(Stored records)
# # # #

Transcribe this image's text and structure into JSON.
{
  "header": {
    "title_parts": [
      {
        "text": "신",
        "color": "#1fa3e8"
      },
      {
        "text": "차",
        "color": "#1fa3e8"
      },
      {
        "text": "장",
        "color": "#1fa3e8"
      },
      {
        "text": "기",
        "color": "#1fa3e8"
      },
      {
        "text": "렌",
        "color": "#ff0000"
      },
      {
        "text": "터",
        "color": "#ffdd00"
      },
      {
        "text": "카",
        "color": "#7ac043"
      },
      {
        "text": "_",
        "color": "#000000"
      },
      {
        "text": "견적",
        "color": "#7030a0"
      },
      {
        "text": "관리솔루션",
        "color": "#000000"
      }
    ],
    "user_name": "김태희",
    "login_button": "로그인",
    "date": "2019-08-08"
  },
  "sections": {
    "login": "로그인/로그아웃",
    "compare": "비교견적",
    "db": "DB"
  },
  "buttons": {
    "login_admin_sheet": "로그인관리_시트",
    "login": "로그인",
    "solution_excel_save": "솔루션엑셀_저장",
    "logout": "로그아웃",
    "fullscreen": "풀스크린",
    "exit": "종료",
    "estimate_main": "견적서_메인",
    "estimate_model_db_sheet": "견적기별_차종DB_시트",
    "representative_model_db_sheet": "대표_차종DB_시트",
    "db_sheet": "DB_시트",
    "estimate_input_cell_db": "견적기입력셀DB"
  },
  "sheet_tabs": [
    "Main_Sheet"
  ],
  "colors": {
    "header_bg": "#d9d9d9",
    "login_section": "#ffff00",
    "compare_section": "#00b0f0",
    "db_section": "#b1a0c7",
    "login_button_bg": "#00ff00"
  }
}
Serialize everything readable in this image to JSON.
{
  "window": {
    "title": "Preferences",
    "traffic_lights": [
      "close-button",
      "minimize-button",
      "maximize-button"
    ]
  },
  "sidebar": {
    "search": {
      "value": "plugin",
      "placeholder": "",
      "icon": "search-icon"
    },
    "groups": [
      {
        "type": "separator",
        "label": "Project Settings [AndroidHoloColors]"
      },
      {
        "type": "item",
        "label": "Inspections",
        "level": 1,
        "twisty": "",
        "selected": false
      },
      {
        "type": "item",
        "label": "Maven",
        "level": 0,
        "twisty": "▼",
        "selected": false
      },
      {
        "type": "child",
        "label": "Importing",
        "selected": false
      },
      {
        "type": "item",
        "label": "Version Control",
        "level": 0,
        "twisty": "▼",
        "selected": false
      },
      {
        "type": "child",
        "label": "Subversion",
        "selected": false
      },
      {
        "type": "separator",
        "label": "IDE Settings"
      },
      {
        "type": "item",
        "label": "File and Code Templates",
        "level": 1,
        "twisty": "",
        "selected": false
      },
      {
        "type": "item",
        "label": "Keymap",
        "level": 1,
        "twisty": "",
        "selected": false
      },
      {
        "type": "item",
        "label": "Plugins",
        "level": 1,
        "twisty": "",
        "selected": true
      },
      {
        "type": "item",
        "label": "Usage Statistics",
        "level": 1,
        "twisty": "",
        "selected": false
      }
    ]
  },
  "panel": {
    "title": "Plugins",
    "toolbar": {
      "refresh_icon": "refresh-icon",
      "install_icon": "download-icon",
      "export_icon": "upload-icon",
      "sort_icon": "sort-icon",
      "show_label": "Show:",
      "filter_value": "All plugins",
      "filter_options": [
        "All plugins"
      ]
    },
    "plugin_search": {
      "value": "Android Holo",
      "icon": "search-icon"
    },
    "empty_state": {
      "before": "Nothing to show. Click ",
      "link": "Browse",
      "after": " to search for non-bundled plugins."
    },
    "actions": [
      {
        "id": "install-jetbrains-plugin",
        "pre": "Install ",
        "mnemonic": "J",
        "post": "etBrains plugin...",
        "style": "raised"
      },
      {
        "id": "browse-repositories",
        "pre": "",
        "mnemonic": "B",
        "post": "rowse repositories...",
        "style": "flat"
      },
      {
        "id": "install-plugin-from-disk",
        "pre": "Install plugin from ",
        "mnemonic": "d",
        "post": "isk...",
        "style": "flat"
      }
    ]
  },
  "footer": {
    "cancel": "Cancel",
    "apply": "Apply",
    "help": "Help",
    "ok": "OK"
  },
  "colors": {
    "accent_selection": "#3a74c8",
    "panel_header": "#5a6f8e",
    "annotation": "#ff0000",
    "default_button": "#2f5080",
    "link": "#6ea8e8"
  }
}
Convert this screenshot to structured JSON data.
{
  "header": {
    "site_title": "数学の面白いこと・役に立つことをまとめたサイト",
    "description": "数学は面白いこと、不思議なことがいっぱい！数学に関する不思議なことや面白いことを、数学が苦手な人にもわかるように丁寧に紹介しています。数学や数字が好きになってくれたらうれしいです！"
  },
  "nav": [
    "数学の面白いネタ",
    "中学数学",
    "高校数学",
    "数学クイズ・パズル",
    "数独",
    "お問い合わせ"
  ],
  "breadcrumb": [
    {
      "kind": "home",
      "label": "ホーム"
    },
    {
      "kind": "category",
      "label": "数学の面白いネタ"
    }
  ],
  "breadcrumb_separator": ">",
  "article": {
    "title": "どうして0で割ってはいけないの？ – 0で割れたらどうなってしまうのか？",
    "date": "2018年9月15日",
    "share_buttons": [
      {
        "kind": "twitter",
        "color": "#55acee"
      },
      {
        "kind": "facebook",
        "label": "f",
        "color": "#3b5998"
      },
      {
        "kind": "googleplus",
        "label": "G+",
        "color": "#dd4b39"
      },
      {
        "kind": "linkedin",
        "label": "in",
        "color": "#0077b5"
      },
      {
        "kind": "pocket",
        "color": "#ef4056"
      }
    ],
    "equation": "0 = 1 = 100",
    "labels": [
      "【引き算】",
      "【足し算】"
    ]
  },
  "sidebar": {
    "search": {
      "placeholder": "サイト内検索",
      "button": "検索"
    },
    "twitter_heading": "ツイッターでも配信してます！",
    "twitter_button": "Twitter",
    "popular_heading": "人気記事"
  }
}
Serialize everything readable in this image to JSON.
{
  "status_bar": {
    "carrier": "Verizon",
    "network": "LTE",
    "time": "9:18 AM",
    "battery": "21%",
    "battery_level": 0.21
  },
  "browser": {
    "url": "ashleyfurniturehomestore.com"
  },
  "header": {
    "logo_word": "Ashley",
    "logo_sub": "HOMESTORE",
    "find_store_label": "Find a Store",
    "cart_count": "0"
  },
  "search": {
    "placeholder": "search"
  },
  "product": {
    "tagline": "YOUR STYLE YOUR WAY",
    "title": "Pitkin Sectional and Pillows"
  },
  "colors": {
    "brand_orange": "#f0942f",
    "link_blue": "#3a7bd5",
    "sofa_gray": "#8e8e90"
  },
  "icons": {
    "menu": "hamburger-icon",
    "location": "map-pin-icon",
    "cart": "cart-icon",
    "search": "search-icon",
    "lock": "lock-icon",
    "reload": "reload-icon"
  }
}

# # # #

> _Request_
Word for word, extract all the records.

> _Result_
Transcribe this image's text and structure into JSON.
{
  "header": {
    "title_parts": [
      {
        "text": "신",
        "color": "#1fa3e8"
      },
      {
        "text": "차",
        "color": "#1fa3e8"
      },
      {
        "text": "장",
        "color": "#1fa3e8"
      },
      {
        "text": "기",
        "color": "#1fa3e8"
      },
      {
        "text": "렌",
        "color": "#ff0000"
      },
      {
        "text": "터",
        "color": "#ffdd00"
      },
      {
        "text": "카",
        "color": "#7ac043"
      },
      {
        "text": "_",
        "color": "#000000"
      },
      {
        "text": "견적",
        "color": "#7030a0"
      },
      {
        "text": "관리솔루션",
        "color": "#000000"
      }
    ],
    "user_name": "김태희",
    "login_button": "로그인",
    "date": "2019-08-08"
  },
  "sections": {
    "login": "로그인/로그아웃",
    "compare": "비교견적",
    "db": "DB"
  },
  "buttons": {
    "login_admin_sheet": "로그인관리_시트",
    "login": "로그인",
    "solution_excel_save": "솔루션엑셀_저장",
    "logout": "로그아웃",
    "fullscreen": "풀스크린",
    "exit": "종료",
    "estimate_main": "견적서_메인",
    "estimate_model_db_sheet": "견적기별_차종DB_시트",
    "representative_model_db_sheet": "대표_차종DB_시트",
    "db_sheet": "DB_시트",
    "estimate_input_cell_db": "견적기입력셀DB"
  },
  "sheet_tabs": [
    "Main_Sheet"
  ],
  "colors": {
    "header_bg": "#d9d9d9",
    "login_section": "#ffff00",
    "compare_section": "#00b0f0",
    "db_section": "#b1a0c7",
    "login_button_bg": "#00ff00"
  }
}
Serialize everything readable in this image to JSON.
{
  "window": {
    "title": "Preferences",
    "traffic_lights": [
      "close-button",
      "minimize-button",
      "maximize-button"
    ]
  },
  "sidebar": {
    "search": {
      "value": "plugin",
      "placeholder": "",
      "icon": "search-icon"
    },
    "groups": [
      {
        "type": "separator",
        "label": "Project Settings [AndroidHoloColors]"
      },
      {
        "type": "item",
        "label": "Inspections",
        "level": 1,
        "twisty": "",
        "selected": false
      },
      {
        "type": "item",
        "label": "Maven",
        "level": 0,
        "twisty": "▼",
        "selected": false
      },
      {
        "type": "child",
        "label": "Importing",
        "selected": false
      },
      {
        "type": "item",
        "label": "Version Control",
        "level": 0,
        "twisty": "▼",
        "selected": false
      },
      {
        "type": "child",
        "label": "Subversion",
        "selected": false
      },
      {
        "type": "separator",
        "label": "IDE Settings"
      },
      {
        "type": "item",
        "label": "File and Code Templates",
        "level": 1,
        "twisty": "",
        "selected": false
      },
      {
        "type": "item",
        "label": "Keymap",
        "level": 1,
        "twisty": "",
        "selected": false
      },
      {
        "type": "item",
        "label": "Plugins",
        "level": 1,
        "twisty": "",
        "selected": true
      },
      {
        "type": "item",
        "label": "Usage Statistics",
        "level": 1,
        "twisty": "",
        "selected": false
      }
    ]
  },
  "panel": {
    "title": "Plugins",
    "toolbar": {
      "refresh_icon": "refresh-icon",
      "install_icon": "download-icon",
      "export_icon": "upload-icon",
      "sort_icon": "sort-icon",
      "show_label": "Show:",
      "filter_value": "All plugins",
      "filter_options": [
        "All plugins"
      ]
    },
    "plugin_search": {
      "value": "Android Holo",
      "icon": "search-icon"
    },
    "empty_state": {
      "before": "Nothing to show. Click ",
      "link": "Browse",
      "after": " to search for non-bundled plugins."
    },
    "actions": [
      {
        "id": "install-jetbrains-plugin",
        "pre": "Install ",
        "mnemonic": "J",
        "post": "etBrains plugin...",
        "style": "raised"
      },
      {
        "id": "browse-repositories",
        "pre": "",
        "mnemonic": "B",
        "post": "rowse repositories...",
        "style": "flat"
      },
      {
        "id": "install-plugin-from-disk",
        "pre": "Install plugin from ",
        "mnemonic": "d",
        "post": "isk...",
        "style": "flat"
      }
    ]
  },
  "footer": {
    "cancel": "Cancel",
    "apply": "Apply",
    "help": "Help",
    "ok": "OK"
  },
  "colors": {
    "accent_selection": "#3a74c8",
    "panel_header": "#5a6f8e",
    "annotation": "#ff0000",
    "default_button": "#2f5080",
    "link": "#6ea8e8"
  }
}
Convert this screenshot to structured JSON data.
{
  "header": {
    "site_title": "数学の面白いこと・役に立つことをまとめたサイト",
    "description": "数学は面白いこと、不思議なことがいっぱい！数学に関する不思議なことや面白いことを、数学が苦手な人にもわかるように丁寧に紹介しています。数学や数字が好きになってくれたらうれしいです！"
  },
  "nav": [
    "数学の面白いネタ",
    "中学数学",
    "高校数学",
    "数学クイズ・パズル",
    "数独",
    "お問い合わせ"
  ],
  "breadcrumb": [
    {
      "kind": "home",
      "label": "ホーム"
    },
    {
      "kind": "category",
      "label": "数学の面白いネタ"
    }
  ],
  "breadcrumb_separator": ">",
  "article": {
    "title": "どうして0で割ってはいけないの？ – 0で割れたらどうなってしまうのか？",
    "date": "2018年9月15日",
    "share_buttons": [
      {
        "kind": "twitter",
        "color": "#55acee"
      },
      {
        "kind": "facebook",
        "label": "f",
        "color": "#3b5998"
      },
      {
        "kind": "googleplus",
        "label": "G+",
        "color": "#dd4b39"
      },
      {
        "kind": "linkedin",
        "label": "in",
        "color": "#0077b5"
      },
      {
        "kind": "pocket",
        "color": "#ef4056"
      }
    ],
    "equation": "0 = 1 = 100",
    "labels": [
      "【引き算】",
      "【足し算】"
    ]
  },
  "sidebar": {
    "search": {
      "placeholder": "サイト内検索",
      "button": "検索"
    },
    "twitter_heading": "ツイッターでも配信してます！",
    "twitter_button": "Twitter",
    "popular_heading": "人気記事"
  }
}
Serialize everything readable in this image to JSON.
{
  "status_bar": {
    "carrier": "Verizon",
    "network": "LTE",
    "time": "9:18 AM",
    "battery": "21%",
    "battery_level": 0.21
  },
  "browser": {
    "url": "ashleyfurniturehomestore.com"
  },
  "header": {
    "logo_word": "Ashley",
    "logo_sub": "HOMESTORE",
    "find_store_label": "Find a Store",
    "cart_count": "0"
  },
  "search": {
    "placeholder": "search"
  },
  "product": {
    "tagline": "YOUR STYLE YOUR WAY",
    "title": "Pitkin Sectional and Pillows"
  },
  "colors": {
    "brand_orange": "#f0942f",
    "link_blue": "#3a7bd5",
    "sofa_gray": "#8e8e90"
  },
  "icons": {
    "menu": "hamburger-icon",
    "location": "map-pin-icon",
    "cart": "cart-icon",
    "search": "search-icon",
    "lock": "lock-icon",
    "reload": "reload-icon"
  }
}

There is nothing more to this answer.